• _Directions_
Identify all lines in the data containing the string "level". Copy them out.

• _Data listing_
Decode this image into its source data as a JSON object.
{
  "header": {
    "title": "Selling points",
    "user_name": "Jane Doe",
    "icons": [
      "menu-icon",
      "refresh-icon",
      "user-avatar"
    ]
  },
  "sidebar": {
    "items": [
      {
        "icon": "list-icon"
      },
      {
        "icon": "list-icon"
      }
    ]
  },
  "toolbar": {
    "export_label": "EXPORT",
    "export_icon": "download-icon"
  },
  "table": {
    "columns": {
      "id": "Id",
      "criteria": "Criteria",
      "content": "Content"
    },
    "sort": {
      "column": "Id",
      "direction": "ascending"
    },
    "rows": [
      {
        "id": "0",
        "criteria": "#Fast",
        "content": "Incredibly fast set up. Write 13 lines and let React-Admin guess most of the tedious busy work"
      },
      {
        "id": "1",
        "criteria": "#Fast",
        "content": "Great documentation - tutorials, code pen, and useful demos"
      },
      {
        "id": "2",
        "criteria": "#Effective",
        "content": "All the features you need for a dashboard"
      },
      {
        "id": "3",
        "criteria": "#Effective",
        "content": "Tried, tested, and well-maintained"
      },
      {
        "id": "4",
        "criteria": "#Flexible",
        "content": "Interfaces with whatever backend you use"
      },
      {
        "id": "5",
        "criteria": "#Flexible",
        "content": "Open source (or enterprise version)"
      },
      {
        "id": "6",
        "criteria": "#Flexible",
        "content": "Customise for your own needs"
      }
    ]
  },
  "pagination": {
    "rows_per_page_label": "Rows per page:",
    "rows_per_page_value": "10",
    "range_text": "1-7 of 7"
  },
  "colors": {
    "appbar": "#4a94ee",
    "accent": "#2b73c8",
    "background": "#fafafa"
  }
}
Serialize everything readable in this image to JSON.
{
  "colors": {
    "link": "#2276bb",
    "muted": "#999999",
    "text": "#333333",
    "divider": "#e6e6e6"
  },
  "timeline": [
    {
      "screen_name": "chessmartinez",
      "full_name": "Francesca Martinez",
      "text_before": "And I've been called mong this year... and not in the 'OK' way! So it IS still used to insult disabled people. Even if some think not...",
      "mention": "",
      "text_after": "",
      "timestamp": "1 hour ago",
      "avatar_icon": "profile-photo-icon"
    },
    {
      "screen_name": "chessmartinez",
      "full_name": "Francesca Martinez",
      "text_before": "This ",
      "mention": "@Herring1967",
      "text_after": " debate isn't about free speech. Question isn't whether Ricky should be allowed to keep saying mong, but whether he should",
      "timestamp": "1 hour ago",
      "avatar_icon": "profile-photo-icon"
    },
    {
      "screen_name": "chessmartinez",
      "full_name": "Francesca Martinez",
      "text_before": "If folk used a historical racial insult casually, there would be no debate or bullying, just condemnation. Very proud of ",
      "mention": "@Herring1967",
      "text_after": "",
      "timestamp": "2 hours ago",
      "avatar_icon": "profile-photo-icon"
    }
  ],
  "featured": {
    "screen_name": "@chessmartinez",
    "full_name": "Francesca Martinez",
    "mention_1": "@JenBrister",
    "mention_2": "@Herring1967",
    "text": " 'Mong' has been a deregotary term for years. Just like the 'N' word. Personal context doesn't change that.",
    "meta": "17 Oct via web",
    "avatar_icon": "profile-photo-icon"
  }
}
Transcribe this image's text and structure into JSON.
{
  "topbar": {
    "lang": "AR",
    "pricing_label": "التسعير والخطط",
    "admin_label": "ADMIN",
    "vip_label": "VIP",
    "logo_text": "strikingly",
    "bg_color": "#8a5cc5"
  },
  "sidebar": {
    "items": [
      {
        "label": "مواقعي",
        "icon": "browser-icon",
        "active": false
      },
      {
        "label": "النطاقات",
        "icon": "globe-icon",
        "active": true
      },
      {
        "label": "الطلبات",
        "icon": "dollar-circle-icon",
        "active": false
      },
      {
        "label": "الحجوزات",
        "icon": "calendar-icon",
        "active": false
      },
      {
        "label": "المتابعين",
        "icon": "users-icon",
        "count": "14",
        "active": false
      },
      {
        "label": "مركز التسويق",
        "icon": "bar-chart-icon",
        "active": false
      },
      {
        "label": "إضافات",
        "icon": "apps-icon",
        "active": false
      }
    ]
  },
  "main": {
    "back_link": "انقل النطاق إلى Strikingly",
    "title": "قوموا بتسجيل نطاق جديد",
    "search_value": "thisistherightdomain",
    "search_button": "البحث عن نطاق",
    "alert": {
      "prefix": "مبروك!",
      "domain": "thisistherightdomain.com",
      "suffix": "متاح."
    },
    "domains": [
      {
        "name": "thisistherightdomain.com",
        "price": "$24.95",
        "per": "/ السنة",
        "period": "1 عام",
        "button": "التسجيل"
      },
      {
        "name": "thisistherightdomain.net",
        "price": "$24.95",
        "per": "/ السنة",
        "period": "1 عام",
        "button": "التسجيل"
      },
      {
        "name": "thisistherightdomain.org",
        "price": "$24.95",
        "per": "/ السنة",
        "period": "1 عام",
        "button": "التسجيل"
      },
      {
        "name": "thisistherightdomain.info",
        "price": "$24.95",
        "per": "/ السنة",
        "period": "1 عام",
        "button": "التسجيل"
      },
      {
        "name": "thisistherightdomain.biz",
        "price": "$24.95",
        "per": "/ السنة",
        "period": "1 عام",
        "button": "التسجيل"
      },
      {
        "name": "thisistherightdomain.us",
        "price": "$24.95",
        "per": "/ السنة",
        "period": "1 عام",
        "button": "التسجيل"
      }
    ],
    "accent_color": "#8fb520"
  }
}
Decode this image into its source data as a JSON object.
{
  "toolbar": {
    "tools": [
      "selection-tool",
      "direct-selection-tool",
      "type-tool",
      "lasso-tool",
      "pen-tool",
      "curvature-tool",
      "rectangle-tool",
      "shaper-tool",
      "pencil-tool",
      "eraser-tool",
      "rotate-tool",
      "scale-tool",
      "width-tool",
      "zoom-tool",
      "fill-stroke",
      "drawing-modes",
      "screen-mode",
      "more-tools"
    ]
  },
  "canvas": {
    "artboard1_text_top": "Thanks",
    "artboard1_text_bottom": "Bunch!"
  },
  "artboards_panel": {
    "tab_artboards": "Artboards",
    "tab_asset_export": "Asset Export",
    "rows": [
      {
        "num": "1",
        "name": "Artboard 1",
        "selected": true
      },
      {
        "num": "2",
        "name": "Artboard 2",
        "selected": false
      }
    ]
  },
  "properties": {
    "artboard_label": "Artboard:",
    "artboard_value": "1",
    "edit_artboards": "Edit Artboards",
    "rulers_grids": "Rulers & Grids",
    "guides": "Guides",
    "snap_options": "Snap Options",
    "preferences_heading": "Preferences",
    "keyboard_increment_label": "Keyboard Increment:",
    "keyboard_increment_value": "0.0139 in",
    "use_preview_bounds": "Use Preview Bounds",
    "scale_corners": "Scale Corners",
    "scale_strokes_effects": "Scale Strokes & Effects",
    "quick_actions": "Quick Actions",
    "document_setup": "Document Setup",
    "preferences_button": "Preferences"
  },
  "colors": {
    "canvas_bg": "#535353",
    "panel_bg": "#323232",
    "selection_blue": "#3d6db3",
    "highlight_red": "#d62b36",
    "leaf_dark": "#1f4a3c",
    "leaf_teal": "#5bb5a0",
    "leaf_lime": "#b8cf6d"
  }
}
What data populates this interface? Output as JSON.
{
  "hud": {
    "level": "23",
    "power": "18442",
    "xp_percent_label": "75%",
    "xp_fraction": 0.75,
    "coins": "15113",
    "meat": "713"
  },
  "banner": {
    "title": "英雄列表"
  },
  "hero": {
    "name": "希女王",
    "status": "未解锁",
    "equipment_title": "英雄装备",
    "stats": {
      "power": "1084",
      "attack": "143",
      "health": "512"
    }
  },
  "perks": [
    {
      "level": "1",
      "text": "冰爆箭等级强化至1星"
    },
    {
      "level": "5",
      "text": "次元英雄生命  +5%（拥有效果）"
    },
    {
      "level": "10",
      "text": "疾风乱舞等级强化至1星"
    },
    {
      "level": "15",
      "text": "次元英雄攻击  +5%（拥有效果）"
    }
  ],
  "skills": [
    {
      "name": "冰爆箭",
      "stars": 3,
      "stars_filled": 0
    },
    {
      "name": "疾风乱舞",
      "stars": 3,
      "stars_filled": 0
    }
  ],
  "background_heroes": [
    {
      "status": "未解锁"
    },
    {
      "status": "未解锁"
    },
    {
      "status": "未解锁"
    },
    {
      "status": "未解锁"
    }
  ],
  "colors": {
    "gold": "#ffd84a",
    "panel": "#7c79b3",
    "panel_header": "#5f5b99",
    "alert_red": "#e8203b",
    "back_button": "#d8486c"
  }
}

• _Solution to this task_
    "level": "23",
      "level": "1",
      "level": "5",
      "level": "10",
      "level": "15",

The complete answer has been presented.